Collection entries
--

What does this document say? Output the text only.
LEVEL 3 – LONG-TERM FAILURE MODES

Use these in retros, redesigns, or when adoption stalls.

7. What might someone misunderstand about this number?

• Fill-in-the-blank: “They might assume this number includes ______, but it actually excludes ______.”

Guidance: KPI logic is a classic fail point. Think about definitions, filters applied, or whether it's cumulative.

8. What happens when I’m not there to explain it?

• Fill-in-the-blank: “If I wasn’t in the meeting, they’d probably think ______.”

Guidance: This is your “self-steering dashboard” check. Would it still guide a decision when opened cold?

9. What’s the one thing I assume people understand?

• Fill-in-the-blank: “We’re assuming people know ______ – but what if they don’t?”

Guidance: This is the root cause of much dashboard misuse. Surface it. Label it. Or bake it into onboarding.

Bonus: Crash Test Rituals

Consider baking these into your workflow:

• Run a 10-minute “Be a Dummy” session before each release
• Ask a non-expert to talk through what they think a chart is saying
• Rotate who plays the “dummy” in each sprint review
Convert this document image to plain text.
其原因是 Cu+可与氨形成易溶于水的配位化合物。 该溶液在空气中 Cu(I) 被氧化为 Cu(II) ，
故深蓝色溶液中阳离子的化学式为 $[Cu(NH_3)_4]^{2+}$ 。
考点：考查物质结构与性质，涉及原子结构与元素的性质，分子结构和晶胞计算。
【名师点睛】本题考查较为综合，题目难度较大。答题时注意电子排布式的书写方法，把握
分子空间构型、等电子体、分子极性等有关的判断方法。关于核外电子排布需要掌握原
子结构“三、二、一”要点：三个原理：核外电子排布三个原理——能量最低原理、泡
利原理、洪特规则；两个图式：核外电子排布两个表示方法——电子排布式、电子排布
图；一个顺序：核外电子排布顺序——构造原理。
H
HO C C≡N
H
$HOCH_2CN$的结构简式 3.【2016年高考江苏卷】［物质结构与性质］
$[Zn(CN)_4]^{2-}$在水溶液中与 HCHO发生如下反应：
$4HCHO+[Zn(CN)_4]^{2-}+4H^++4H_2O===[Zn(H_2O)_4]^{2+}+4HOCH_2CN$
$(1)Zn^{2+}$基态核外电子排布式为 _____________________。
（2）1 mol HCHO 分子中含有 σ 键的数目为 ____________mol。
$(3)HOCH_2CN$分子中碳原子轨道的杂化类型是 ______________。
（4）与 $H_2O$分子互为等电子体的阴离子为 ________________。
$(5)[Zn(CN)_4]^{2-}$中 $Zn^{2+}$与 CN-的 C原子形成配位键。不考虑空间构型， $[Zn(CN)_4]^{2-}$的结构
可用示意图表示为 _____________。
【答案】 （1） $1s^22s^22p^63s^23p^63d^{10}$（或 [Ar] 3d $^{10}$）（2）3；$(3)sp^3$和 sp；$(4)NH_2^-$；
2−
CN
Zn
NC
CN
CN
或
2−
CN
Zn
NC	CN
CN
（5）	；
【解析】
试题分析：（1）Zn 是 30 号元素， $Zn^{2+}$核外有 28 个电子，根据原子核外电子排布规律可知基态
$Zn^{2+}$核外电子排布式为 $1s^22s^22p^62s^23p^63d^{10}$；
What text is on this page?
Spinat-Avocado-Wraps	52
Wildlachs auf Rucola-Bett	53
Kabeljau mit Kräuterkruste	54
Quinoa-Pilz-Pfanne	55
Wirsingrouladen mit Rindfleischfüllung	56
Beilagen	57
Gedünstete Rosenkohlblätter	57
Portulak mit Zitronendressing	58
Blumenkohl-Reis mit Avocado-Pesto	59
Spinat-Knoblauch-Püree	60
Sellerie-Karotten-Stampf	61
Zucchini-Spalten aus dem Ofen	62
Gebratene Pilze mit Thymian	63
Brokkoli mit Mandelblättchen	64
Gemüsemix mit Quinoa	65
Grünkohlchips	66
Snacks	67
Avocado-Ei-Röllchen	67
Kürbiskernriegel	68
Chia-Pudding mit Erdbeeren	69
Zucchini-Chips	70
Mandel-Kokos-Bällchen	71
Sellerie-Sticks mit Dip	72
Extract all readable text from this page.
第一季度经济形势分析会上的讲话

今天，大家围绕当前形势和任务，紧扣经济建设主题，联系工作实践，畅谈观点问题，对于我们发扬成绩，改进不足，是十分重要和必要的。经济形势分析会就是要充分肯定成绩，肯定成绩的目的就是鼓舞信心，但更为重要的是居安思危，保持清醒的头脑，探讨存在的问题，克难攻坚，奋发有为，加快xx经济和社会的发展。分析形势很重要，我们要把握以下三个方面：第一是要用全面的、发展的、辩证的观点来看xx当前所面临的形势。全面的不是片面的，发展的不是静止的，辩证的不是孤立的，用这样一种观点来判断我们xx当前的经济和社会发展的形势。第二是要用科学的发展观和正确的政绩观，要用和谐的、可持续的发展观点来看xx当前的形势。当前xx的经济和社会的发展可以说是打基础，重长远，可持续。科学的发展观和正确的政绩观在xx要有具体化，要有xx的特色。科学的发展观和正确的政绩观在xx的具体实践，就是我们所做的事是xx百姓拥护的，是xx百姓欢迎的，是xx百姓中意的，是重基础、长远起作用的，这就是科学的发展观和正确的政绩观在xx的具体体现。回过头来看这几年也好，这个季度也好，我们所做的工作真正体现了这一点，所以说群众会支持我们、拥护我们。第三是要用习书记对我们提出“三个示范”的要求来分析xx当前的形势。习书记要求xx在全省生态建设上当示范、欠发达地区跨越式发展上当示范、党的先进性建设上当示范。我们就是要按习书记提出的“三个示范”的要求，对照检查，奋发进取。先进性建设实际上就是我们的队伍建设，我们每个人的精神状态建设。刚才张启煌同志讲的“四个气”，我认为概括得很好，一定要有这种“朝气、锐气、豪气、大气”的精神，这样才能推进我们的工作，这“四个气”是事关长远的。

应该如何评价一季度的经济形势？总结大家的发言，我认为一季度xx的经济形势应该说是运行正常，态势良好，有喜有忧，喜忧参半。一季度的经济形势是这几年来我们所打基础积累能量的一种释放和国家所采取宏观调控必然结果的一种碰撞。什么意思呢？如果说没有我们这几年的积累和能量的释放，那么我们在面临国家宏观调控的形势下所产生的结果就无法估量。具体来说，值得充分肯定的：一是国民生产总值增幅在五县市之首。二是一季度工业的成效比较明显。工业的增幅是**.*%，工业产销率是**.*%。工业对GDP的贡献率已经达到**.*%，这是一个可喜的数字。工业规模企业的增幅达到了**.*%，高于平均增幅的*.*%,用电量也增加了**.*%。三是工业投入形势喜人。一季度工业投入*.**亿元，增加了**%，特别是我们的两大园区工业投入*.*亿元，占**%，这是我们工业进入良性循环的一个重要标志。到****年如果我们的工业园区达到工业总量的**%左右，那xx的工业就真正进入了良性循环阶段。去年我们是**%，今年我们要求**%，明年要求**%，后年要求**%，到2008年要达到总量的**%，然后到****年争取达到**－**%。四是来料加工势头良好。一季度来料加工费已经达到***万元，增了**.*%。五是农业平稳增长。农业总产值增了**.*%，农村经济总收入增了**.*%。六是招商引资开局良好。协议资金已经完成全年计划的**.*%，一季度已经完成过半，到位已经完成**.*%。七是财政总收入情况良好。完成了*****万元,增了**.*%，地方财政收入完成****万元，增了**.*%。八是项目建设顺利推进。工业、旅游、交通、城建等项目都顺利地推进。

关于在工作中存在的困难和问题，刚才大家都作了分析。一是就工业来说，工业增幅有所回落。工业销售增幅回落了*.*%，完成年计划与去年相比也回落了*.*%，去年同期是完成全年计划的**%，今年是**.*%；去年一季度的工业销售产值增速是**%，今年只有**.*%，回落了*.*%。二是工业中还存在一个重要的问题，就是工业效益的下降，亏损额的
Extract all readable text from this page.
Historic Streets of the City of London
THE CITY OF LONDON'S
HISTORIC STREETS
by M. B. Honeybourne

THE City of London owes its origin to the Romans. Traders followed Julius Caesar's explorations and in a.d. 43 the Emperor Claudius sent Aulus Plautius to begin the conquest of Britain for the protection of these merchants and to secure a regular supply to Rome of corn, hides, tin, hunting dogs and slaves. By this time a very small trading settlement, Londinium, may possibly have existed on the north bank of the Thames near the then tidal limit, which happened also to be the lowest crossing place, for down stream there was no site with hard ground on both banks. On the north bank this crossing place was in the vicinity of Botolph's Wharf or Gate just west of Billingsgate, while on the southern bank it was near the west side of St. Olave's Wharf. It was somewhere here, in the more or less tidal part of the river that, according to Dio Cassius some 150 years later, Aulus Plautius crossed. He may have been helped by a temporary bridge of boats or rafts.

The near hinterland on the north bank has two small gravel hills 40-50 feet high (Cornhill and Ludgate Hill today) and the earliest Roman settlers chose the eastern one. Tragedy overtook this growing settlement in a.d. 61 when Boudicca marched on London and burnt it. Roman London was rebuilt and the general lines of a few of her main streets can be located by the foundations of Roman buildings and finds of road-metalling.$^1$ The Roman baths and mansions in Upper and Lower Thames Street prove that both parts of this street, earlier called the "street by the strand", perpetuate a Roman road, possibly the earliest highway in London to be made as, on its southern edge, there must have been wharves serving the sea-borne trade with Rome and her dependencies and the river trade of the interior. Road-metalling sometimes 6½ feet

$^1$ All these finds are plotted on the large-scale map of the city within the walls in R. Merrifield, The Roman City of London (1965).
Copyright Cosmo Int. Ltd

--

What to do
Select, from the listing, all lines that include the word "about".

Exercise result
7. What might someone misunderstand about this number?
Guidance: KPI logic is a classic fail point. Think about definitions, filters applied, or whether it's cumulative.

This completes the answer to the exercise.